◆ TASK REQUIREMENTS: Every line below should be copied exactly; drop the pictures.

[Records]

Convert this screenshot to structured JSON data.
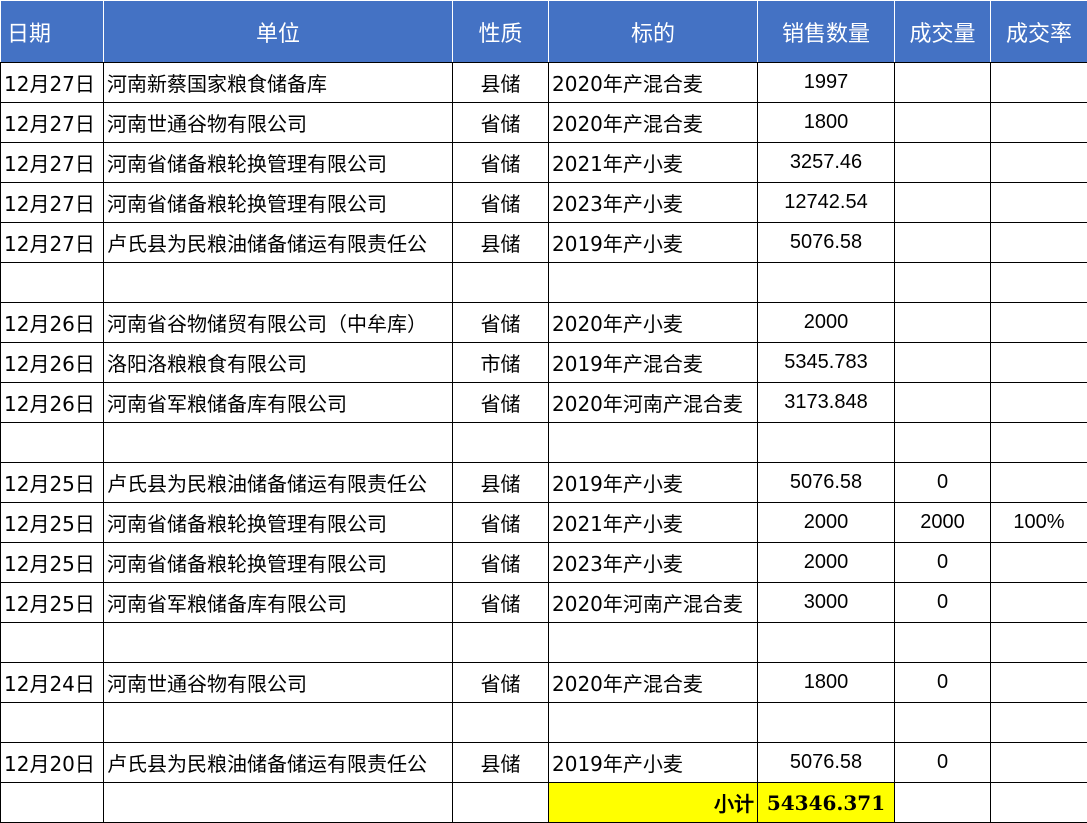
{
  "headers": [
    "日期",
    "单位",
    "性质",
    "标的",
    "销售数量",
    "成交量",
    "成交率"
  ],
  "rows": [
    {
      "date": "12月27日",
      "unit": "河南新蔡国家粮食储备库",
      "type": "县储",
      "item": "2020年产混合麦",
      "qty": "1997",
      "deal": "",
      "rate": ""
    },
    {
      "date": "12月27日",
      "unit": "河南世通谷物有限公司",
      "type": "省储",
      "item": "2020年产混合麦",
      "qty": "1800",
      "deal": "",
      "rate": ""
    },
    {
      "date": "12月27日",
      "unit": "河南省储备粮轮换管理有限公司",
      "type": "省储",
      "item": "2021年产小麦",
      "qty": "3257.46",
      "deal": "",
      "rate": ""
    },
    {
      "date": "12月27日",
      "unit": "河南省储备粮轮换管理有限公司",
      "type": "省储",
      "item": "2023年产小麦",
      "qty": "12742.54",
      "deal": "",
      "rate": ""
    },
    {
      "date": "12月27日",
      "unit": "卢氏县为民粮油储备储运有限责任公",
      "type": "县储",
      "item": "2019年产小麦",
      "qty": "5076.58",
      "deal": "",
      "rate": ""
    },
    {
      "date": "",
      "unit": "",
      "type": "",
      "item": "",
      "qty": "",
      "deal": "",
      "rate": ""
    },
    {
      "date": "12月26日",
      "unit": "河南省谷物储贸有限公司（中牟库）",
      "type": "省储",
      "item": "2020年产小麦",
      "qty": "2000",
      "deal": "",
      "rate": ""
    },
    {
      "date": "12月26日",
      "unit": "洛阳洛粮粮食有限公司",
      "type": "市储",
      "item": "2019年产混合麦",
      "qty": "5345.783",
      "deal": "",
      "rate": ""
    },
    {
      "date": "12月26日",
      "unit": "河南省军粮储备库有限公司",
      "type": "省储",
      "item": "2020年河南产混合麦",
      "qty": "3173.848",
      "deal": "",
      "rate": ""
    },
    {
      "date": "",
      "unit": "",
      "type": "",
      "item": "",
      "qty": "",
      "deal": "",
      "rate": ""
    },
    {
      "date": "12月25日",
      "unit": "卢氏县为民粮油储备储运有限责任公",
      "type": "县储",
      "item": "2019年产小麦",
      "qty": "5076.58",
      "deal": "0",
      "rate": ""
    },
    {
      "date": "12月25日",
      "unit": "河南省储备粮轮换管理有限公司",
      "type": "省储",
      "item": "2021年产小麦",
      "qty": "2000",
      "deal": "2000",
      "rate": "100%"
    },
    {
      "date": "12月25日",
      "unit": "河南省储备粮轮换管理有限公司",
      "type": "省储",
      "item": "2023年产小麦",
      "qty": "2000",
      "deal": "0",
      "rate": ""
    },
    {
      "date": "12月25日",
      "unit": "河南省军粮储备库有限公司",
      "type": "省储",
      "item": "2020年河南产混合麦",
      "qty": "3000",
      "deal": "0",
      "rate": ""
    },
    {
      "date": "",
      "unit": "",
      "type": "",
      "item": "",
      "qty": "",
      "deal": "",
      "rate": ""
    },
    {
      "date": "12月24日",
      "unit": "河南世通谷物有限公司",
      "type": "省储",
      "item": "2020年产混合麦",
      "qty": "1800",
      "deal": "0",
      "rate": ""
    },
    {
      "date": "",
      "unit": "",
      "type": "",
      "item": "",
      "qty": "",
      "deal": "",
      "rate": ""
    },
    {
      "date": "12月20日",
      "unit": "卢氏县为民粮油储备储运有限责任公",
      "type": "县储",
      "item": "2019年产小麦",
      "qty": "5076.58",
      "deal": "0",
      "rate": ""
    }
  ],
  "subtotal": {
    "label": "小计",
    "value": "54346.371"
  },
  "colors": {
    "header_bg": "#4472c4",
    "header_text": "#ffffff",
    "subtotal_bg": "#ffff00"
  }
}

◆ RESPONSE:
Convert this screenshot to structured JSON data.
{
  "headers": [
    "日期",
    "单位",
    "性质",
    "标的",
    "销售数量",
    "成交量",
    "成交率"
  ],
  "rows": [
    {
      "date": "12月27日",
      "unit": "河南新蔡国家粮食储备库",
      "type": "县储",
      "item": "2020年产混合麦",
      "qty": "1997",
      "deal": "",
      "rate": ""
    },
    {
      "date": "12月27日",
      "unit": "河南世通谷物有限公司",
      "type": "省储",
      "item": "2020年产混合麦",
      "qty": "1800",
      "deal": "",
      "rate": ""
    },
    {
      "date": "12月27日",
      "unit": "河南省储备粮轮换管理有限公司",
      "type": "省储",
      "item": "2021年产小麦",
      "qty": "3257.46",
      "deal": "",
      "rate": ""
    },
    {
      "date": "12月27日",
      "unit": "河南省储备粮轮换管理有限公司",
      "type": "省储",
      "item": "2023年产小麦",
      "qty": "12742.54",
      "deal": "",
      "rate": ""
    },
    {
      "date": "12月27日",
      "unit": "卢氏县为民粮油储备储运有限责任公",
      "type": "县储",
      "item": "2019年产小麦",
      "qty": "5076.58",
      "deal": "",
      "rate": ""
    },
    {
      "date": "",
      "unit": "",
      "type": "",
      "item": "",
      "qty": "",
      "deal": "",
      "rate": ""
    },
    {
      "date": "12月26日",
      "unit": "河南省谷物储贸有限公司（中牟库）",
      "type": "省储",
      "item": "2020年产小麦",
      "qty": "2000",
      "deal": "",
      "rate": ""
    },
    {
      "date": "12月26日",
      "unit": "洛阳洛粮粮食有限公司",
      "type": "市储",
      "item": "2019年产混合麦",
      "qty": "5345.783",
      "deal": "",
      "rate": ""
    },
    {
      "date": "12月26日",
      "unit": "河南省军粮储备库有限公司",
      "type": "省储",
      "item": "2020年河南产混合麦",
      "qty": "3173.848",
      "deal": "",
      "rate": ""
    },
    {
      "date": "",
      "unit": "",
      "type": "",
      "item": "",
      "qty": "",
      "deal": "",
      "rate": ""
    },
    {
      "date": "12月25日",
      "unit": "卢氏县为民粮油储备储运有限责任公",
      "type": "县储",
      "item": "2019年产小麦",
      "qty": "5076.58",
      "deal": "0",
      "rate": ""
    },
    {
      "date": "12月25日",
      "unit": "河南省储备粮轮换管理有限公司",
      "type": "省储",
      "item": "2021年产小麦",
      "qty": "2000",
      "deal": "2000",
      "rate": "100%"
    },
    {
      "date": "12月25日",
      "unit": "河南省储备粮轮换管理有限公司",
      "type": "省储",
      "item": "2023年产小麦",
      "qty": "2000",
      "deal": "0",
      "rate": ""
    },
    {
      "date": "12月25日",
      "unit": "河南省军粮储备库有限公司",
      "type": "省储",
      "item": "2020年河南产混合麦",
      "qty": "3000",
      "deal": "0",
      "rate": ""
    },
    {
      "date": "",
      "unit": "",
      "type": "",
      "item": "",
      "qty": "",
      "deal": "",
      "rate": ""
    },
    {
      "date": "12月24日",
      "unit": "河南世通谷物有限公司",
      "type": "省储",
      "item": "2020年产混合麦",
      "qty": "1800",
      "deal": "0",
      "rate": ""
    },
    {
      "date": "",
      "unit": "",
      "type": "",
      "item": "",
      "qty": "",
      "deal": "",
      "rate": ""
    },
    {
      "date": "12月20日",
      "unit": "卢氏县为民粮油储备储运有限责任公",
      "type": "县储",
      "item": "2019年产小麦",
      "qty": "5076.58",
      "deal": "0",
      "rate": ""
    }
  ],
  "subtotal": {
    "label": "小计",
    "value": "54346.371"
  },
  "colors": {
    "header_bg": "#4472c4",
    "header_text": "#ffffff",
    "subtotal_bg": "#ffff00"
  }
}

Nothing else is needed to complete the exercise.